*WHAT THE TASK ASKS*. Without the images, print all the entries below exactly as given.

[Dataset items]
--- START ---

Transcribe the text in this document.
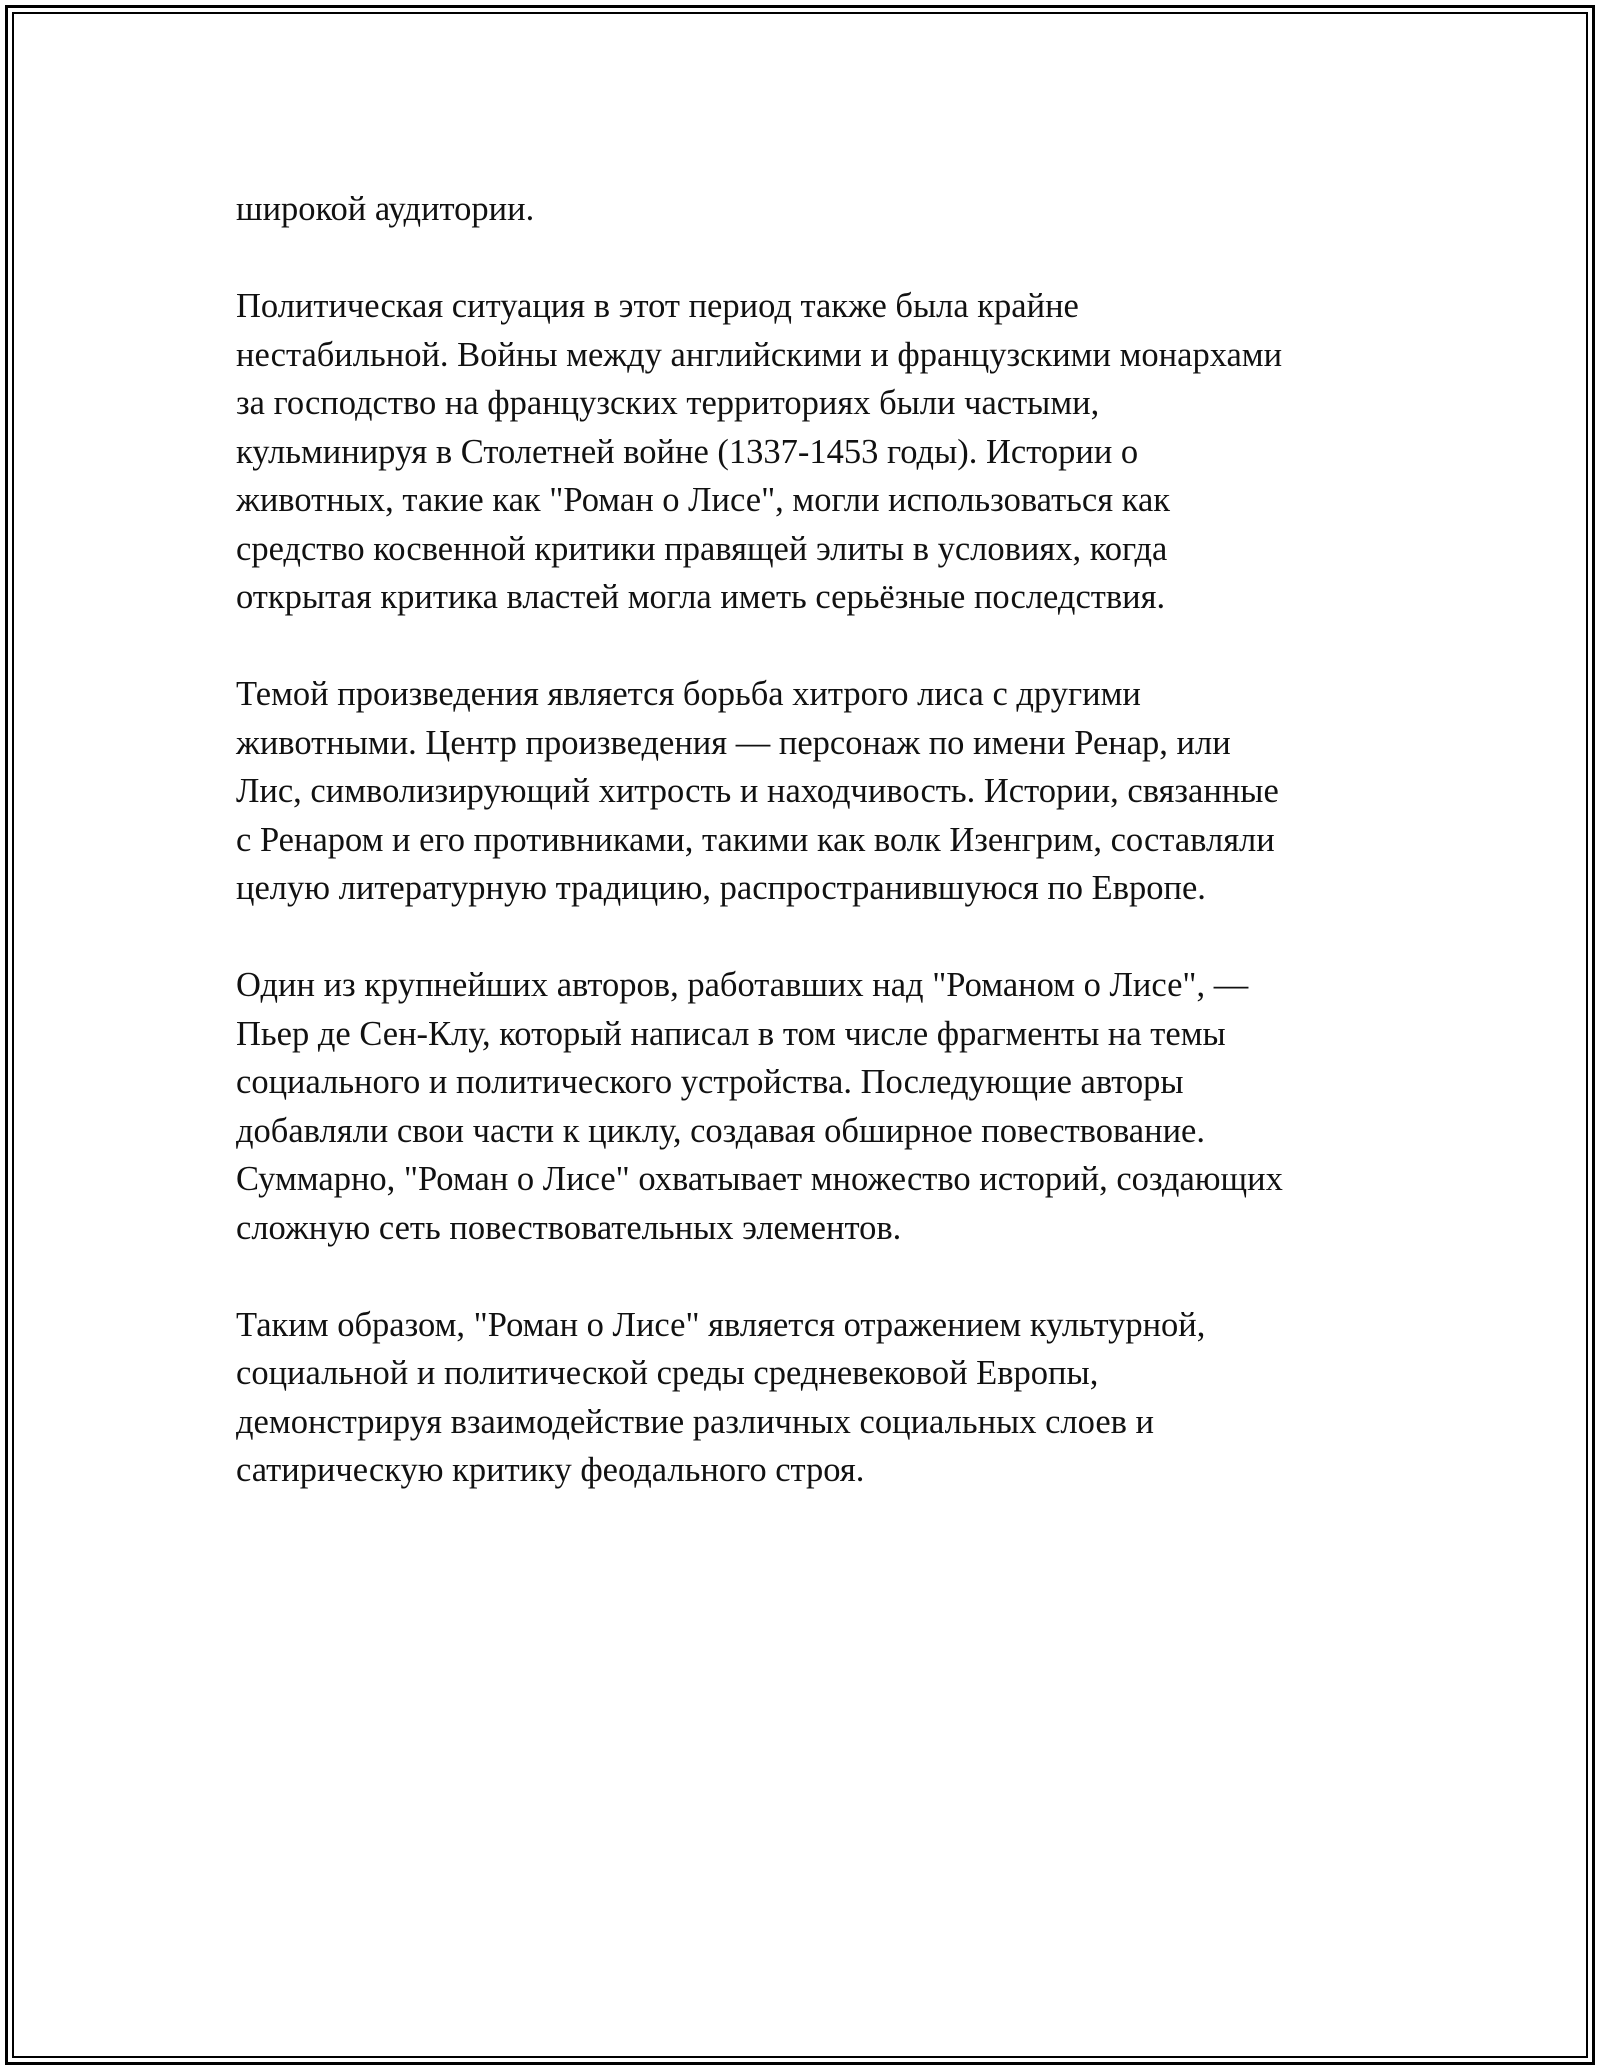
широкой аудитории.

Политическая ситуация в этот период также была крайне
нестабильной. Войны между английскими и французскими монархами
за господство на французских территориях были частыми,
кульминируя в Столетней войне (1337-1453 годы). Истории о
животных, такие как "Роман о Лисе", могли использоваться как
средство косвенной критики правящей элиты в условиях, когда
открытая критика властей могла иметь серьёзные последствия.

Темой произведения является борьба хитрого лиса с другими
животными. Центр произведения — персонаж по имени Ренар, или
Лис, символизирующий хитрость и находчивость. Истории, связанные
с Ренаром и его противниками, такими как волк Изенгрим, составляли
целую литературную традицию, распространившуюся по Европе.

Один из крупнейших авторов, работавших над "Романом о Лисе", —
Пьер де Сен-Клу, который написал в том числе фрагменты на темы
социального и политического устройства. Последующие авторы
добавляли свои части к циклу, создавая обширное повествование.
Суммарно, "Роман о Лисе" охватывает множество историй, создающих
сложную сеть повествовательных элементов.

Таким образом, "Роман о Лисе" является отражением культурной,
социальной и политической среды средневековой Европы,
демонстрируя взаимодействие различных социальных слоев и
сатирическую критику феодального строя.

--- END ---

*EXPECTED OUTPUT*.
Transcribe the text in this document.
широкой аудитории.

Политическая ситуация в этот период также была крайне
нестабильной. Войны между английскими и французскими монархами
за господство на французских территориях были частыми,
кульминируя в Столетней войне (1337-1453 годы). Истории о
животных, такие как "Роман о Лисе", могли использоваться как
средство косвенной критики правящей элиты в условиях, когда
открытая критика властей могла иметь серьёзные последствия.

Темой произведения является борьба хитрого лиса с другими
животными. Центр произведения — персонаж по имени Ренар, или
Лис, символизирующий хитрость и находчивость. Истории, связанные
с Ренаром и его противниками, такими как волк Изенгрим, составляли
целую литературную традицию, распространившуюся по Европе.

Один из крупнейших авторов, работавших над "Романом о Лисе", —
Пьер де Сен-Клу, который написал в том числе фрагменты на темы
социального и политического устройства. Последующие авторы
добавляли свои части к циклу, создавая обширное повествование.
Суммарно, "Роман о Лисе" охватывает множество историй, создающих
сложную сеть повествовательных элементов.

Таким образом, "Роман о Лисе" является отражением культурной,
социальной и политической среды средневековой Европы,
демонстрируя взаимодействие различных социальных слоев и
сатирическую критику феодального строя.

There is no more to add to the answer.